# Exercise goal
Find every line with "type" in it, then report how many there are and nothing more.

# Input records

◆ ◆ ◆

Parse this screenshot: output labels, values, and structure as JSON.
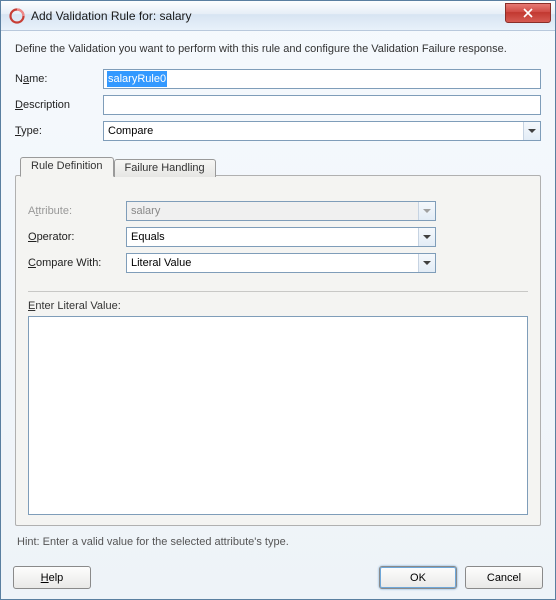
{
  "titlebar": {
    "title": "Add Validation Rule for: salary"
  },
  "intro": "Define the Validation you want to perform with this rule and configure the Validation Failure response.",
  "fields": {
    "name": {
      "label_pre": "N",
      "label_u": "a",
      "label_post": "me:",
      "value": "salaryRule0"
    },
    "description": {
      "label_pre": "",
      "label_u": "D",
      "label_post": "escription",
      "value": ""
    },
    "type": {
      "label_pre": "",
      "label_u": "T",
      "label_post": "ype:",
      "value": "Compare"
    }
  },
  "tabs": {
    "definition": "Rule Definition",
    "failure": "Failure Handling"
  },
  "ruledef": {
    "attribute": {
      "label_pre": "A",
      "label_u": "t",
      "label_post": "tribute:",
      "value": "salary"
    },
    "operator": {
      "label_pre": "",
      "label_u": "O",
      "label_post": "perator:",
      "value": "Equals"
    },
    "compare_with": {
      "label_pre": "",
      "label_u": "C",
      "label_post": "ompare With:",
      "value": "Literal Value"
    },
    "literal": {
      "label_pre": "",
      "label_u": "E",
      "label_post": "nter Literal Value:",
      "value": ""
    }
  },
  "hint": "Hint: Enter a valid value for the selected attribute's type.",
  "buttons": {
    "help": "Help",
    "ok": "OK",
    "cancel": "Cancel"
  }
}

◆ ◆ ◆

# Response to the exercise
2